=== Dataset ===
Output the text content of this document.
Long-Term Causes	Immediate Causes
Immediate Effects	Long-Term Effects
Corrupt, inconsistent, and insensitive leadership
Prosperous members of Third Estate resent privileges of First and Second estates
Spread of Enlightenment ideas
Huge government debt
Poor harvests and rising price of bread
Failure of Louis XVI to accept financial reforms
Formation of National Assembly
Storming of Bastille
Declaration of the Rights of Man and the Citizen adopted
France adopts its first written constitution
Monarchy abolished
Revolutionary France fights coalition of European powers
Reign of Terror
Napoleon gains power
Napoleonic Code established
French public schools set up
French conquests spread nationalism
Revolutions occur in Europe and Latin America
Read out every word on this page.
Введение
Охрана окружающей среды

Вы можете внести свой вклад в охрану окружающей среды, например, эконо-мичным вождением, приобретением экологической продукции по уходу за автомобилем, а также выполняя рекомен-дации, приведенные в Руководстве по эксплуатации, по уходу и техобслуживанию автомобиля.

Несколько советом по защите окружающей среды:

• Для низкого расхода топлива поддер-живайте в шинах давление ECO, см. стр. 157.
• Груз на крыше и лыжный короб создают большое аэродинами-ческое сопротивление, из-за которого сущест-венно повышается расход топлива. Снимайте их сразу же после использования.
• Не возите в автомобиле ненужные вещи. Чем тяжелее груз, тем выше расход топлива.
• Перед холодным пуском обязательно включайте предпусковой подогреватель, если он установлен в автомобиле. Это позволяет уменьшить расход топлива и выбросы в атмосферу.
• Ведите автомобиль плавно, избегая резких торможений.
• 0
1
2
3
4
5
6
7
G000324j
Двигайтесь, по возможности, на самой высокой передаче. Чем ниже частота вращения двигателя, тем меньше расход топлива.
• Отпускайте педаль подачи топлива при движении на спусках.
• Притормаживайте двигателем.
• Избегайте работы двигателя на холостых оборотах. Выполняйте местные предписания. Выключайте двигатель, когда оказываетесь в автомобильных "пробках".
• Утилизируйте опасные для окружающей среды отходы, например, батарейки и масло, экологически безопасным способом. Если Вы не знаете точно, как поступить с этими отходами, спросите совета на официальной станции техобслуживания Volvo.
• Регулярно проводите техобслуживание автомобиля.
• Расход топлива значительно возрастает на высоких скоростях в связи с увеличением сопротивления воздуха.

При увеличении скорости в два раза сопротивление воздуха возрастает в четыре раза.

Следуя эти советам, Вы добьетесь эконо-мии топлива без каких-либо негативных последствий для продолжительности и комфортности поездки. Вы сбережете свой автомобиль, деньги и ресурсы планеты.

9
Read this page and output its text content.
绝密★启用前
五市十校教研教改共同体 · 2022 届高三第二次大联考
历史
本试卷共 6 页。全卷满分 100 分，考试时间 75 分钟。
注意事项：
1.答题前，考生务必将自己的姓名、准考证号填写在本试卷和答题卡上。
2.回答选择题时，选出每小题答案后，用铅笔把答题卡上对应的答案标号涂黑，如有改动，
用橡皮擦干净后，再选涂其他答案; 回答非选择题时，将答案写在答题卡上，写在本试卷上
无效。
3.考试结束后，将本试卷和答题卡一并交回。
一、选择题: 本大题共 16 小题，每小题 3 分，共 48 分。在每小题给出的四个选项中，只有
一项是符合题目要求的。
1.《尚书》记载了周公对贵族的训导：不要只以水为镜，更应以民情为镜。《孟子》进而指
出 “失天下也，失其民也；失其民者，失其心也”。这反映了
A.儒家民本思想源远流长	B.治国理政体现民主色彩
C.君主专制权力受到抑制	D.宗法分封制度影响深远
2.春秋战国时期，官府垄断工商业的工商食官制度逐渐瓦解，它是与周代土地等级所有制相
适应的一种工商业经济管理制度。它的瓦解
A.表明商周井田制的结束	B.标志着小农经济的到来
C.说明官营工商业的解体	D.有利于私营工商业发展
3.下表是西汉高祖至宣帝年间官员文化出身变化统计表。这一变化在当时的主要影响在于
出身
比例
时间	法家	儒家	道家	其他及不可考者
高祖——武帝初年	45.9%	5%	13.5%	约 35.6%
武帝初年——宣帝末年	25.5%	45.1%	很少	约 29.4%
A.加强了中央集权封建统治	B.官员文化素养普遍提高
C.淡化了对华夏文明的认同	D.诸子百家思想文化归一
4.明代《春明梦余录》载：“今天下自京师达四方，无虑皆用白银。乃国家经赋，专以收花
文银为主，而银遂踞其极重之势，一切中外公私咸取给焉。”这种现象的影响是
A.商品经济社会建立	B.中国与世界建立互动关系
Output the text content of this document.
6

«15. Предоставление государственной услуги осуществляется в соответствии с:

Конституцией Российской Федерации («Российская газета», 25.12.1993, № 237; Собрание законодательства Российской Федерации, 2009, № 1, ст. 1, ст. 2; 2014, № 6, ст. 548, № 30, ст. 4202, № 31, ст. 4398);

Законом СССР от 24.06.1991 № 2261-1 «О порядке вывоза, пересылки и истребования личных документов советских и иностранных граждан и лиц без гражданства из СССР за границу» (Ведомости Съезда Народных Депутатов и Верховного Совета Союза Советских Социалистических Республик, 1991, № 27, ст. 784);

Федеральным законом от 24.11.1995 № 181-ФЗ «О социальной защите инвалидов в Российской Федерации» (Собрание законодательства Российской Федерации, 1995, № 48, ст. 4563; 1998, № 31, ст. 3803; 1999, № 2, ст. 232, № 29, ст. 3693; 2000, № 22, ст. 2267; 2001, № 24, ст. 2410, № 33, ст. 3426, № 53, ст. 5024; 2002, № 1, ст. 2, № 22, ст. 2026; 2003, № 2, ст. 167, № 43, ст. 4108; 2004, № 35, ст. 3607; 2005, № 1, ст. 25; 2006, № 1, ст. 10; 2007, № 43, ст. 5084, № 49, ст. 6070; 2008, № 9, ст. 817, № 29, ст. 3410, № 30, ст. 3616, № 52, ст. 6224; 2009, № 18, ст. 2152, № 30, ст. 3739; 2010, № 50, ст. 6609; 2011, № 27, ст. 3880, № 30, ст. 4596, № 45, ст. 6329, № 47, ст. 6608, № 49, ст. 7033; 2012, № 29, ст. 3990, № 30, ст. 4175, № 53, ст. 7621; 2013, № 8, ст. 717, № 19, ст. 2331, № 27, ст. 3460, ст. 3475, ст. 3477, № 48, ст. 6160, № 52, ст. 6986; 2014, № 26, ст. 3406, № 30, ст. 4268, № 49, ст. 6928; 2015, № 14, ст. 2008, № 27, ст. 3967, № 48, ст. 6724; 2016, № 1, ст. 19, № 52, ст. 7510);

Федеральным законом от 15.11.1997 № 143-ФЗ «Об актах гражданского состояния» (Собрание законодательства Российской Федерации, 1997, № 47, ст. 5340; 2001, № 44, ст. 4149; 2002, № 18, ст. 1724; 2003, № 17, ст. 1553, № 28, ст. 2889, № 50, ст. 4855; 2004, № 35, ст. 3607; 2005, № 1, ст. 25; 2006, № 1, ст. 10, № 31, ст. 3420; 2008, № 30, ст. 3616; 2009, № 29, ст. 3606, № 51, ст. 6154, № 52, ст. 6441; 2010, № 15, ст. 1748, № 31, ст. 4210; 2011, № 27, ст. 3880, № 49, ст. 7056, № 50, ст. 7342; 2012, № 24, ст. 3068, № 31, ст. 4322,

=== Aim of the task ===
List each line of the records that holds the string "двигателя".

=== Result of the exercise ===
Двигайтесь, по возможности, на самой высокой передаче. Чем ниже частота вращения двигателя, тем меньше расход топлива.
• Избегайте работы двигателя на холостых оборотах. Выполняйте местные предписания. Выключайте двигатель, когда оказываетесь в автомобильных "пробках".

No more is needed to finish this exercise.